begin
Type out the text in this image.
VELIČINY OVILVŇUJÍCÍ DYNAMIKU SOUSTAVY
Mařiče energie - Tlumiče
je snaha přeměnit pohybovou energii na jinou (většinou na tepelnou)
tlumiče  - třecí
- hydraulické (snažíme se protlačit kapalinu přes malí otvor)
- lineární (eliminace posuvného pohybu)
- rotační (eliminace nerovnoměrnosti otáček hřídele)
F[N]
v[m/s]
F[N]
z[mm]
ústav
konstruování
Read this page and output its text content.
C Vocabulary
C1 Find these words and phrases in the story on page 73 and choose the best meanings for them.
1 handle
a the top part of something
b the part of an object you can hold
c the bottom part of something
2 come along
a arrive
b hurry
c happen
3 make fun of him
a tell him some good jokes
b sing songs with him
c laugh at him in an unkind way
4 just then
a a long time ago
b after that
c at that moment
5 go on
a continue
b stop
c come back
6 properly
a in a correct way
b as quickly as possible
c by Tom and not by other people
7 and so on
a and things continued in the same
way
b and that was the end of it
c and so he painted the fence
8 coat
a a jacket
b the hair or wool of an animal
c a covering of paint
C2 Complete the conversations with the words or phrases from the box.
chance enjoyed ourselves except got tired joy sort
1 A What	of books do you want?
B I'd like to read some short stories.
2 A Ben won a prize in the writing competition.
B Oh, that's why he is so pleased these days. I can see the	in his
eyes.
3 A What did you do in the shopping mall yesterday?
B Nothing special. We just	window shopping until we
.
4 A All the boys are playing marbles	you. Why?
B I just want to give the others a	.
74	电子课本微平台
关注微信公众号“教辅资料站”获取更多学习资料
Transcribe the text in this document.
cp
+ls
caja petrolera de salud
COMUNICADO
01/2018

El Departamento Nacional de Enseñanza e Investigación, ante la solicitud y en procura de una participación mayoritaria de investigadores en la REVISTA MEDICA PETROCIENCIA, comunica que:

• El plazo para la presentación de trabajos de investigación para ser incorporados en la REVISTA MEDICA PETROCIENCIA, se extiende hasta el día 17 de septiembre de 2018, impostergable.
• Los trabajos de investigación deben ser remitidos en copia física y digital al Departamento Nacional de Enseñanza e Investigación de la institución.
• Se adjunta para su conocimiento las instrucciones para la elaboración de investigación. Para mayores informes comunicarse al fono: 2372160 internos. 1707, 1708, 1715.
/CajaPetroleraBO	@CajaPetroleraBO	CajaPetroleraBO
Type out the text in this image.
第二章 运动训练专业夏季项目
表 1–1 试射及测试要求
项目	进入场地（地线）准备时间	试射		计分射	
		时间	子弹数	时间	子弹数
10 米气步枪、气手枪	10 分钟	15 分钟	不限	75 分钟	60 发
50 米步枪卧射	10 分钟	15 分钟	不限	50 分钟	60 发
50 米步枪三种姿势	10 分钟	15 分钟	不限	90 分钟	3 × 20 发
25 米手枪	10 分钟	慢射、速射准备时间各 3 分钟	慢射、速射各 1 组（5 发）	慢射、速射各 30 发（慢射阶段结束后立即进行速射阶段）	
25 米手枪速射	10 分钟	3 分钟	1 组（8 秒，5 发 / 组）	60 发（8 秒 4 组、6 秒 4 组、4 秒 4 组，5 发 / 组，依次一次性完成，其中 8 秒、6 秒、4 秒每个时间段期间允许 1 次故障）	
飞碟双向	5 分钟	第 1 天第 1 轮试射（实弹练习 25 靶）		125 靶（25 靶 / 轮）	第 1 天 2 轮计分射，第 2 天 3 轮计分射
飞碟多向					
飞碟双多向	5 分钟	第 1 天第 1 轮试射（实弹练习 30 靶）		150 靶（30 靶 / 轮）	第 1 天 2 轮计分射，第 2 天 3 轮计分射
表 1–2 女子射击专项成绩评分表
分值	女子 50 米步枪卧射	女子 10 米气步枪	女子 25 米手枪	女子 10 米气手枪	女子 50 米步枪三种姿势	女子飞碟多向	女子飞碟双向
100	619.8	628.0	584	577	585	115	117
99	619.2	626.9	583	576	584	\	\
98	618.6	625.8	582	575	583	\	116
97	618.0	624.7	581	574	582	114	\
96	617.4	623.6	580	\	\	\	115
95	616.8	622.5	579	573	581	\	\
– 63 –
end
_Given instruction_
Pull out each line of the entries that contains "Departamento".

_Result of this exercise_
El Departamento Nacional de Enseñanza e Investigación, ante la solicitud y en procura de una participación mayoritaria de investigadores en la REVISTA MEDICA PETROCIENCIA, comunica que:
• Los trabajos de investigación deben ser remitidos en copia física y digital al Departamento Nacional de Enseñanza e Investigación de la institución.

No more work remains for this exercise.